The exercise: Go through the records and copy each line where the word "that" occurs.

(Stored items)
---+---

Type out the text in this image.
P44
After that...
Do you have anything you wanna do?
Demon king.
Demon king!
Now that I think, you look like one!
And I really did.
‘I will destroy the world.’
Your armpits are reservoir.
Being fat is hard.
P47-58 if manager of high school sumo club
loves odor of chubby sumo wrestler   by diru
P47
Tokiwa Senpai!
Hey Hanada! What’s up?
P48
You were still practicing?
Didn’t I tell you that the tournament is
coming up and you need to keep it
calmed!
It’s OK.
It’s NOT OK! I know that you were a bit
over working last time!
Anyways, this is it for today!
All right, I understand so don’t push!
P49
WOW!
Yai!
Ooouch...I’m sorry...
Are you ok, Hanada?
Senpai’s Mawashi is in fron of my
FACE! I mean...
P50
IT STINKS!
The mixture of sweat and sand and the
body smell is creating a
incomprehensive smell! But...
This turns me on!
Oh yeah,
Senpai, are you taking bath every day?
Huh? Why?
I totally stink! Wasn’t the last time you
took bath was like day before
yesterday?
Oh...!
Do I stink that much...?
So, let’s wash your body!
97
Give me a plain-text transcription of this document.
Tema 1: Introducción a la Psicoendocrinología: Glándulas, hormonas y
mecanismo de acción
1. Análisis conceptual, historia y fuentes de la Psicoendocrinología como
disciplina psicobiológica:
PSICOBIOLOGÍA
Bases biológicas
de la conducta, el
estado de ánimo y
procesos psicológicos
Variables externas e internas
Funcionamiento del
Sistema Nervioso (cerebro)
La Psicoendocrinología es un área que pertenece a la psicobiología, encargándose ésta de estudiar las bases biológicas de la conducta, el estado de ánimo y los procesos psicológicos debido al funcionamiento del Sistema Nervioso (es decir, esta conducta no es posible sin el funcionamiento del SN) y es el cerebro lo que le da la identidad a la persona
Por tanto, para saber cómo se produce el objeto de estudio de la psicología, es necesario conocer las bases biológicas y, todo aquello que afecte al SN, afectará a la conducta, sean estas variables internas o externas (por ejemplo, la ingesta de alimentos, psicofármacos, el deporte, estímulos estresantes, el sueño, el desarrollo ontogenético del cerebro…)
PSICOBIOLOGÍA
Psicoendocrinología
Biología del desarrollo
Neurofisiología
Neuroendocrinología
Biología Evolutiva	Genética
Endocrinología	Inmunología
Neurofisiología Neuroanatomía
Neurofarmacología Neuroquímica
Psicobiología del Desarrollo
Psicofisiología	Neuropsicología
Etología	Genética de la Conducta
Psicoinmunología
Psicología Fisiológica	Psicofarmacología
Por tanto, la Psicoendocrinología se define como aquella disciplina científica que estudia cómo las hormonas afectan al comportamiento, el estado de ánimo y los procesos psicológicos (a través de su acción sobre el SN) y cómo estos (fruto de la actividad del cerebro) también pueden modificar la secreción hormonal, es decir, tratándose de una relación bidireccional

---+---

Solution to the problem:
After that...
Now that I think, you look like one!
Didn’t I tell you that the tournament is
It’s NOT OK! I know that you were a bit
Do I stink that much...?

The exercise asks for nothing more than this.